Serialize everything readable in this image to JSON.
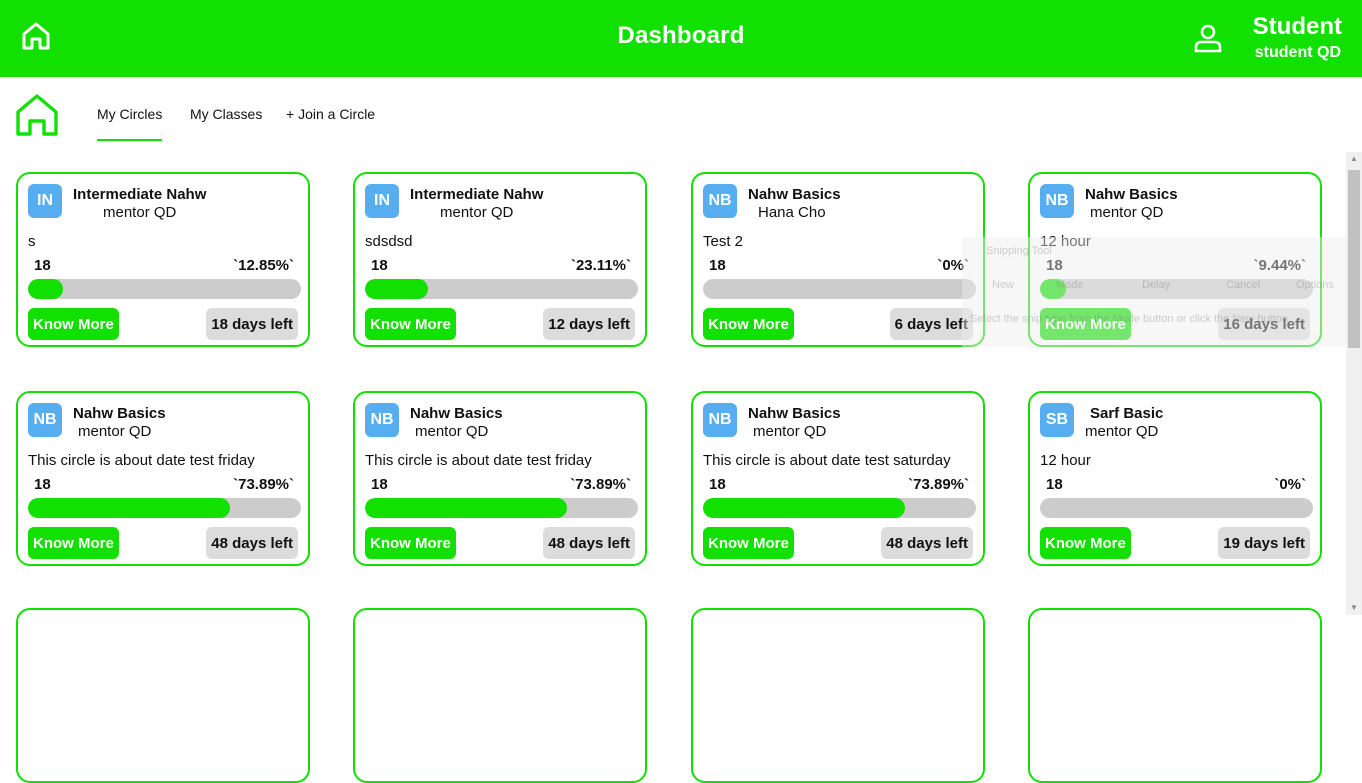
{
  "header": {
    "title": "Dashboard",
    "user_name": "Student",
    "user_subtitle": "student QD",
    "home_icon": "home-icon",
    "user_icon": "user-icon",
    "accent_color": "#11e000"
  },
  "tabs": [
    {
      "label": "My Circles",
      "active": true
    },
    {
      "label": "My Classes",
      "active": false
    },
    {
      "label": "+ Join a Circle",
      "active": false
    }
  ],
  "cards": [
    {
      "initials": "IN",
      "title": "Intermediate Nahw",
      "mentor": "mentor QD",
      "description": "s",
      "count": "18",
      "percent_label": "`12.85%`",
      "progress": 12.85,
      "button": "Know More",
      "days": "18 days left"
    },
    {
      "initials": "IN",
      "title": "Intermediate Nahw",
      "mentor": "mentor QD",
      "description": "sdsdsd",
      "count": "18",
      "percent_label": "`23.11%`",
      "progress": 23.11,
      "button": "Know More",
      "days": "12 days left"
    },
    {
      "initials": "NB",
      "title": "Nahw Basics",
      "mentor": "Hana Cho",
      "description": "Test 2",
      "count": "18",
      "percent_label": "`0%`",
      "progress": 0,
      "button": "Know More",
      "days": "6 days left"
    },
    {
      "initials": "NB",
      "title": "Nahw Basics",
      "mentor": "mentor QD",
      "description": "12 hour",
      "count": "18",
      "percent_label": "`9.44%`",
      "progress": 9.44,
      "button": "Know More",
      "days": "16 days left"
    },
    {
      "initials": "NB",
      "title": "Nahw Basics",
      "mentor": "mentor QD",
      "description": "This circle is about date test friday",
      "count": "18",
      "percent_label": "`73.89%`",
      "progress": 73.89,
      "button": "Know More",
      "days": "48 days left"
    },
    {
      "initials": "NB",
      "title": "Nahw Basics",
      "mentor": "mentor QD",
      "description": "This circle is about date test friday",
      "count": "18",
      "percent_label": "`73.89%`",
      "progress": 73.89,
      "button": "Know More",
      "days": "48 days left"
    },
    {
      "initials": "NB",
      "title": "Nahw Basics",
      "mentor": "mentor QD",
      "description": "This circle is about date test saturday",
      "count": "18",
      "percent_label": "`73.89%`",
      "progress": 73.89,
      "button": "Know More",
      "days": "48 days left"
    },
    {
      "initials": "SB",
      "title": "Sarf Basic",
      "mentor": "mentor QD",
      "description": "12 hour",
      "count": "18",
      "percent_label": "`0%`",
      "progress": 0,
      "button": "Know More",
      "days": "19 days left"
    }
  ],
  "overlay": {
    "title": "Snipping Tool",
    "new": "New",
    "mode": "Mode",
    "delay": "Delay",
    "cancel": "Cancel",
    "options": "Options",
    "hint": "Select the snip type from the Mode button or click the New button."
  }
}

####

Using the data above, write out every line exactly, leaving the images behind.

Serialize everything readable in this image to JSON.
{
  "header": {
    "title": "Dashboard",
    "user_name": "Student",
    "user_subtitle": "student QD",
    "home_icon": "home-icon",
    "user_icon": "user-icon",
    "accent_color": "#11e000"
  },
  "tabs": [
    {
      "label": "My Circles",
      "active": true
    },
    {
      "label": "My Classes",
      "active": false
    },
    {
      "label": "+ Join a Circle",
      "active": false
    }
  ],
  "cards": [
    {
      "initials": "IN",
      "title": "Intermediate Nahw",
      "mentor": "mentor QD",
      "description": "s",
      "count": "18",
      "percent_label": "`12.85%`",
      "progress": 12.85,
      "button": "Know More",
      "days": "18 days left"
    },
    {
      "initials": "IN",
      "title": "Intermediate Nahw",
      "mentor": "mentor QD",
      "description": "sdsdsd",
      "count": "18",
      "percent_label": "`23.11%`",
      "progress": 23.11,
      "button": "Know More",
      "days": "12 days left"
    },
    {
      "initials": "NB",
      "title": "Nahw Basics",
      "mentor": "Hana Cho",
      "description": "Test 2",
      "count": "18",
      "percent_label": "`0%`",
      "progress": 0,
      "button": "Know More",
      "days": "6 days left"
    },
    {
      "initials": "NB",
      "title": "Nahw Basics",
      "mentor": "mentor QD",
      "description": "12 hour",
      "count": "18",
      "percent_label": "`9.44%`",
      "progress": 9.44,
      "button": "Know More",
      "days": "16 days left"
    },
    {
      "initials": "NB",
      "title": "Nahw Basics",
      "mentor": "mentor QD",
      "description": "This circle is about date test friday",
      "count": "18",
      "percent_label": "`73.89%`",
      "progress": 73.89,
      "button": "Know More",
      "days": "48 days left"
    },
    {
      "initials": "NB",
      "title": "Nahw Basics",
      "mentor": "mentor QD",
      "description": "This circle is about date test friday",
      "count": "18",
      "percent_label": "`73.89%`",
      "progress": 73.89,
      "button": "Know More",
      "days": "48 days left"
    },
    {
      "initials": "NB",
      "title": "Nahw Basics",
      "mentor": "mentor QD",
      "description": "This circle is about date test saturday",
      "count": "18",
      "percent_label": "`73.89%`",
      "progress": 73.89,
      "button": "Know More",
      "days": "48 days left"
    },
    {
      "initials": "SB",
      "title": "Sarf Basic",
      "mentor": "mentor QD",
      "description": "12 hour",
      "count": "18",
      "percent_label": "`0%`",
      "progress": 0,
      "button": "Know More",
      "days": "19 days left"
    }
  ],
  "overlay": {
    "title": "Snipping Tool",
    "new": "New",
    "mode": "Mode",
    "delay": "Delay",
    "cancel": "Cancel",
    "options": "Options",
    "hint": "Select the snip type from the Mode button or click the New button."
  }
}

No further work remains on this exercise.